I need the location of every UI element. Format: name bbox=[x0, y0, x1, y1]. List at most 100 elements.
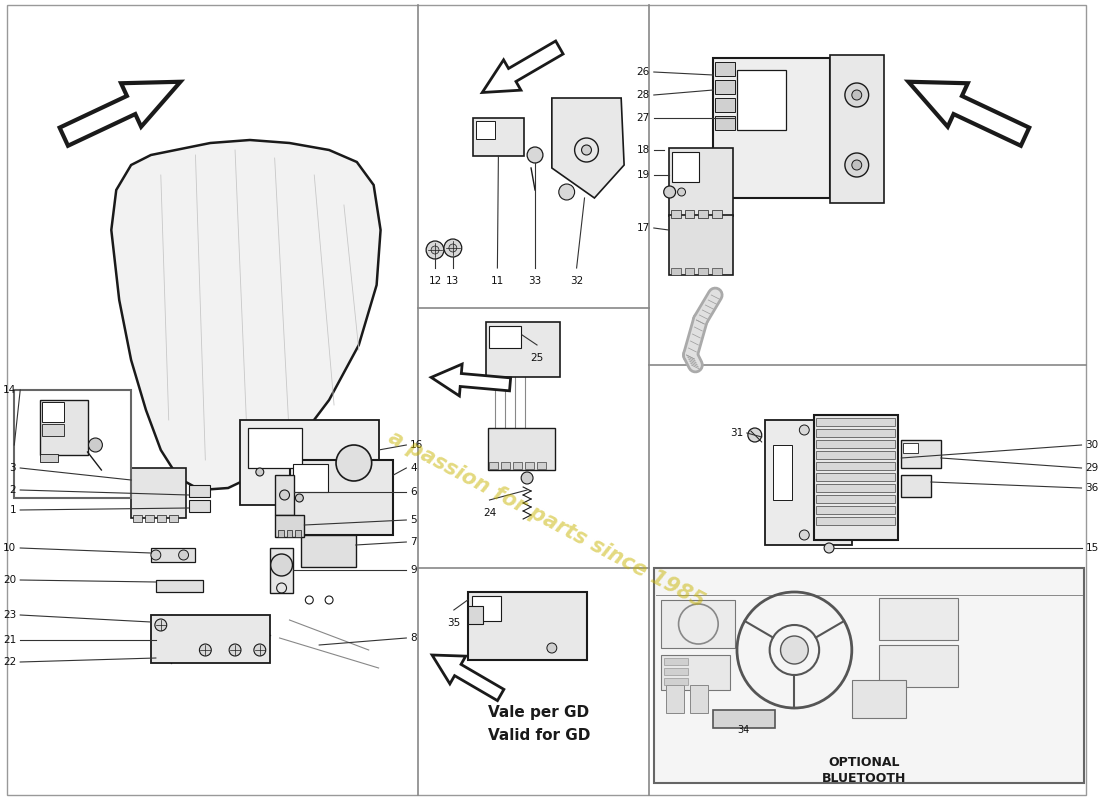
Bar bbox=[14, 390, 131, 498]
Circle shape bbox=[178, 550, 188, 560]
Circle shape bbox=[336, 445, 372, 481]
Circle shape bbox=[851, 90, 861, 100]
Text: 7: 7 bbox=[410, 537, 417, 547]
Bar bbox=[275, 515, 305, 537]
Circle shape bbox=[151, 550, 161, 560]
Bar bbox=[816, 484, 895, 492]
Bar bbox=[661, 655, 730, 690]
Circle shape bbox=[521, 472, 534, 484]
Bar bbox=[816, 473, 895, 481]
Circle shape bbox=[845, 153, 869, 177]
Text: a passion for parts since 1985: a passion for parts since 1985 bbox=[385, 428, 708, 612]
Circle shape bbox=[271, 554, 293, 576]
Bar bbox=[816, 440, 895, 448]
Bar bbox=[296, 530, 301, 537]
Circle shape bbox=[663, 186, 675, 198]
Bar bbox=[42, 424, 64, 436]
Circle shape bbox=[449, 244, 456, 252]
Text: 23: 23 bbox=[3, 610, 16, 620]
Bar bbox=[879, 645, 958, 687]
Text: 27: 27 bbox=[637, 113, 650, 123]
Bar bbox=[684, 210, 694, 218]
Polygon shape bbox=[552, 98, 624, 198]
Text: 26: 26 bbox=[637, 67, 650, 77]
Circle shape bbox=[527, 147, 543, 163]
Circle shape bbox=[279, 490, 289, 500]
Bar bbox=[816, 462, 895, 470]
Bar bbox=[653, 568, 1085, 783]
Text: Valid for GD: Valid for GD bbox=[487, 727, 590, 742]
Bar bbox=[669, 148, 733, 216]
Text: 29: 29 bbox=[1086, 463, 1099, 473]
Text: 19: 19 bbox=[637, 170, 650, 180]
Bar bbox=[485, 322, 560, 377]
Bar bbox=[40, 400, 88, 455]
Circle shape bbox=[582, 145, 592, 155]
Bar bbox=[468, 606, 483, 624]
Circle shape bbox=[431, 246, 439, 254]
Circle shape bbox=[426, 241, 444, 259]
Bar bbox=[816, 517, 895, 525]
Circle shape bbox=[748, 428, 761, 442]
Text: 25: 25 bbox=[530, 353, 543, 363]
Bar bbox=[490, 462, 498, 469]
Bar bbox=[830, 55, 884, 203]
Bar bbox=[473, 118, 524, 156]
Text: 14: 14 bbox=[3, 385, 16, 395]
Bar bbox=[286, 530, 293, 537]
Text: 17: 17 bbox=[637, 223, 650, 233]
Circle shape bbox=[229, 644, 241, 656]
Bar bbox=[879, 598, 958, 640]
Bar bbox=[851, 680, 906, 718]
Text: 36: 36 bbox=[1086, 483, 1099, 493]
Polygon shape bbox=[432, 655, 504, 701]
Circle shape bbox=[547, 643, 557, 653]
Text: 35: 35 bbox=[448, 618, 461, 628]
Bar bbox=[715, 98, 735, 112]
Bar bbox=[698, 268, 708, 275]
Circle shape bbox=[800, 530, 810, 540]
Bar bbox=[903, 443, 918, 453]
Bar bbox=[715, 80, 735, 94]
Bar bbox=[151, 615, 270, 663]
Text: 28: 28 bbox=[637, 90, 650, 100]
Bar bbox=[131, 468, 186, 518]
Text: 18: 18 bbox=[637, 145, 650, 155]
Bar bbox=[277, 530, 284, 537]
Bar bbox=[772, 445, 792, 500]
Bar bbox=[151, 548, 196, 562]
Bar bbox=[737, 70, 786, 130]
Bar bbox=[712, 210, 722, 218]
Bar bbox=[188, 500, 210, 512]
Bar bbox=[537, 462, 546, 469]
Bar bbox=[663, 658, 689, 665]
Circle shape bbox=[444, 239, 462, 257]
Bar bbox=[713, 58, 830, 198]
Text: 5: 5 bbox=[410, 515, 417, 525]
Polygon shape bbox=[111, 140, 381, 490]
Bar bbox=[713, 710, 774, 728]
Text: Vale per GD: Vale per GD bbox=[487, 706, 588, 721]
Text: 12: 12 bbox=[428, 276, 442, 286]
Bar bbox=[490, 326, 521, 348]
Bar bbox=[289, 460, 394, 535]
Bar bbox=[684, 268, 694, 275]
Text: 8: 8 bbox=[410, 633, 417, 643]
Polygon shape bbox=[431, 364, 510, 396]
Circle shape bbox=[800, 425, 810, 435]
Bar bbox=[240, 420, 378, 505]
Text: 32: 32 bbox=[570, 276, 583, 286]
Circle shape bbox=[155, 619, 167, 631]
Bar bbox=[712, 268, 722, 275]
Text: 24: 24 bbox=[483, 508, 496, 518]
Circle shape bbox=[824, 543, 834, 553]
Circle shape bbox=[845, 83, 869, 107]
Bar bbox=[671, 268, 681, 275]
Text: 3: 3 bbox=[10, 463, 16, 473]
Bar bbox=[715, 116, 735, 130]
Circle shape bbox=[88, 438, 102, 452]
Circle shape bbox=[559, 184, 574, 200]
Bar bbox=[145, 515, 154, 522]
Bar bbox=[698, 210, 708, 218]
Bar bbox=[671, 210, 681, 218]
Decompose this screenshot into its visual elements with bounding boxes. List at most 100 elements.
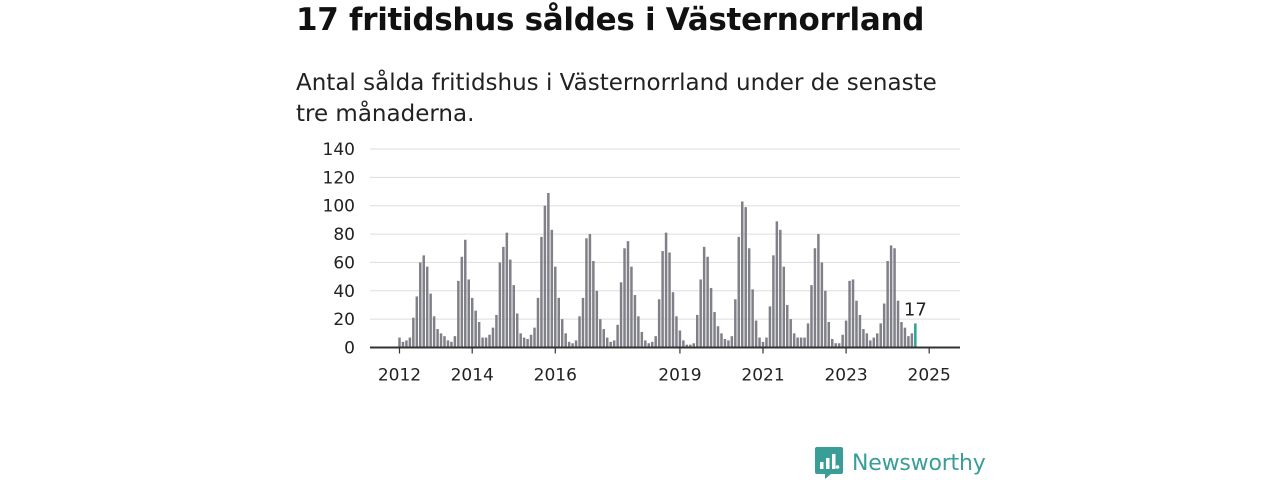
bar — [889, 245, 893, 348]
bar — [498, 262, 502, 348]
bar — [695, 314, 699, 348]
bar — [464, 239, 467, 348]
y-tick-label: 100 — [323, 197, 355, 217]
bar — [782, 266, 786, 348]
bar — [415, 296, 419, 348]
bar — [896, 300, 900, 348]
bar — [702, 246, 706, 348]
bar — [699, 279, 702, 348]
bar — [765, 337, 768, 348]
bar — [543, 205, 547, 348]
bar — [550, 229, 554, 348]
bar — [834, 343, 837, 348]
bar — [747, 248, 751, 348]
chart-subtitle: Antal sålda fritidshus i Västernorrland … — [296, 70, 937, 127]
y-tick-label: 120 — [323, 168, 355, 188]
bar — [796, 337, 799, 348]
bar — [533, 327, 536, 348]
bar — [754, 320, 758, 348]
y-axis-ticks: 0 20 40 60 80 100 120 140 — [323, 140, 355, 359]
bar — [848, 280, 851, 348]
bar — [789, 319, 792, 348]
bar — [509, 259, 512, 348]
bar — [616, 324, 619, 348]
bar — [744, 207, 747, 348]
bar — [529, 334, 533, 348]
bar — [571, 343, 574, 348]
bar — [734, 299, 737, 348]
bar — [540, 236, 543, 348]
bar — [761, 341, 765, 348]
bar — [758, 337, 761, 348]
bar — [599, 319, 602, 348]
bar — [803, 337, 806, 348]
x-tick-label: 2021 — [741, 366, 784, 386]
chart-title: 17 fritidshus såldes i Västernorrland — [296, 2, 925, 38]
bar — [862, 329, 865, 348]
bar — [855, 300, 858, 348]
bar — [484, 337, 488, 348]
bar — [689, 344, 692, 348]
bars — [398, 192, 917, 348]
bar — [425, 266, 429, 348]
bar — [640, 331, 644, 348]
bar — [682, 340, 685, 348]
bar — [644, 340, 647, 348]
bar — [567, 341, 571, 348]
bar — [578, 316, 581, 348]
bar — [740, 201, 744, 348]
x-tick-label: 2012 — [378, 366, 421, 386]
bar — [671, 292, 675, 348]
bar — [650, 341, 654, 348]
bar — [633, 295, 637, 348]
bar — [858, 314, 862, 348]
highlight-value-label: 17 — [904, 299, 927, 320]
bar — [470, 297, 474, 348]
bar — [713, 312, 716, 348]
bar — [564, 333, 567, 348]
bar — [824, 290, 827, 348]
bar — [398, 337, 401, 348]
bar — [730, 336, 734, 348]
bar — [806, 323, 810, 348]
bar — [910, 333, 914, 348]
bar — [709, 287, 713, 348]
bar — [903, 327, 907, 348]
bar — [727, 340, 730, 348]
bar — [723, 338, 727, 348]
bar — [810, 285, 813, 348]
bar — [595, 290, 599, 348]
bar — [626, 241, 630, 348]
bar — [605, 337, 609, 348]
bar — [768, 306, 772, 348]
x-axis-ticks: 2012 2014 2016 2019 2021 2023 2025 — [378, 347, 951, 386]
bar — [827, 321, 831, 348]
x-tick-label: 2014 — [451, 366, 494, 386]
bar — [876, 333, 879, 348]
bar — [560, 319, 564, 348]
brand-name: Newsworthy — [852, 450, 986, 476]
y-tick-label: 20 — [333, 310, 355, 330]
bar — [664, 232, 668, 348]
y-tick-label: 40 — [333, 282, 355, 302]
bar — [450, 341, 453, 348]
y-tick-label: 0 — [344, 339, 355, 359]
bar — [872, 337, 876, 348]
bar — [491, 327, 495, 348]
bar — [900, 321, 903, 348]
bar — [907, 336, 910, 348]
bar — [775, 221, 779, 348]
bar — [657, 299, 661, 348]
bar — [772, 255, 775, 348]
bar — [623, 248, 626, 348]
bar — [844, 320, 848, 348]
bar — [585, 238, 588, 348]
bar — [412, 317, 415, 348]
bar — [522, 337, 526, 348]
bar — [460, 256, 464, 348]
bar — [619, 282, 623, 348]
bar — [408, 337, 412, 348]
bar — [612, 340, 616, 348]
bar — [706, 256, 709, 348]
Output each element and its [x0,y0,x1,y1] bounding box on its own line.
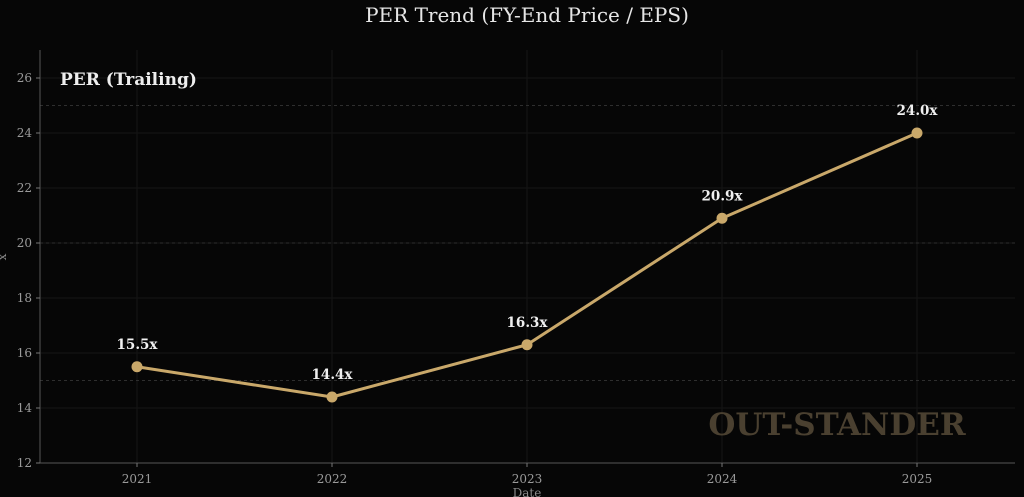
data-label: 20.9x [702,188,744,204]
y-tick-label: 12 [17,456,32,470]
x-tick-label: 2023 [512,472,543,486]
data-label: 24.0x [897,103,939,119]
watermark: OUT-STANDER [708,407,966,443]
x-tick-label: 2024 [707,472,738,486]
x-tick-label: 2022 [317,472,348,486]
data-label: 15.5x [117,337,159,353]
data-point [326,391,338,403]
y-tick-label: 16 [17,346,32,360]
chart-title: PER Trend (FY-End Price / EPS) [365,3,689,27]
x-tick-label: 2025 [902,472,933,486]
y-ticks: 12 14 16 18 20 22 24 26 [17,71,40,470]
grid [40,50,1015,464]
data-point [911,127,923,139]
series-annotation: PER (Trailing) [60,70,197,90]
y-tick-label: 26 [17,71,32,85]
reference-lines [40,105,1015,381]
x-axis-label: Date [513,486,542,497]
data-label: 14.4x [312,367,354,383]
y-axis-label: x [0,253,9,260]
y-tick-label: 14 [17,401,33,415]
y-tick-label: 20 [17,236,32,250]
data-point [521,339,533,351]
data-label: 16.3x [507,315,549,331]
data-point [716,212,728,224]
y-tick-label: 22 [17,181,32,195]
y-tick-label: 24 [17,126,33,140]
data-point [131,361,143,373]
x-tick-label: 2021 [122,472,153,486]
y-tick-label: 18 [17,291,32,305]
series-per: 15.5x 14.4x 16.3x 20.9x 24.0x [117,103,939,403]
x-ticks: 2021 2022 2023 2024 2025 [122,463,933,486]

───

=== What is being asked ===
Reproduce exactly the stretch of lines from the line that contains "Bar bbox=[14, 390, 131, 498]" through the line that contains "Text: 27: 27 bbox=[637, 113, 650, 123]", both included.

=== Exercise answer ===
Bar bbox=[14, 390, 131, 498]
Circle shape bbox=[178, 550, 188, 560]
Circle shape bbox=[336, 445, 372, 481]
Circle shape bbox=[851, 90, 861, 100]
Text: 7: 7 bbox=[410, 537, 417, 547]
Bar bbox=[275, 515, 305, 537]
Circle shape bbox=[151, 550, 161, 560]
Bar bbox=[816, 484, 895, 492]
Bar bbox=[661, 655, 730, 690]
Circle shape bbox=[521, 472, 534, 484]
Bar bbox=[816, 473, 895, 481]
Circle shape bbox=[845, 153, 869, 177]
Text: a passion for parts since 1985: a passion for parts since 1985 bbox=[385, 428, 708, 612]
Circle shape bbox=[271, 554, 293, 576]
Bar bbox=[816, 440, 895, 448]
Bar bbox=[296, 530, 301, 537]
Circle shape bbox=[663, 186, 675, 198]
Bar bbox=[42, 424, 64, 436]
Circle shape bbox=[449, 244, 456, 252]
Text: 23: 23 bbox=[3, 610, 16, 620]
Bar bbox=[879, 645, 958, 687]
Text: 27: 27 bbox=[637, 113, 650, 123]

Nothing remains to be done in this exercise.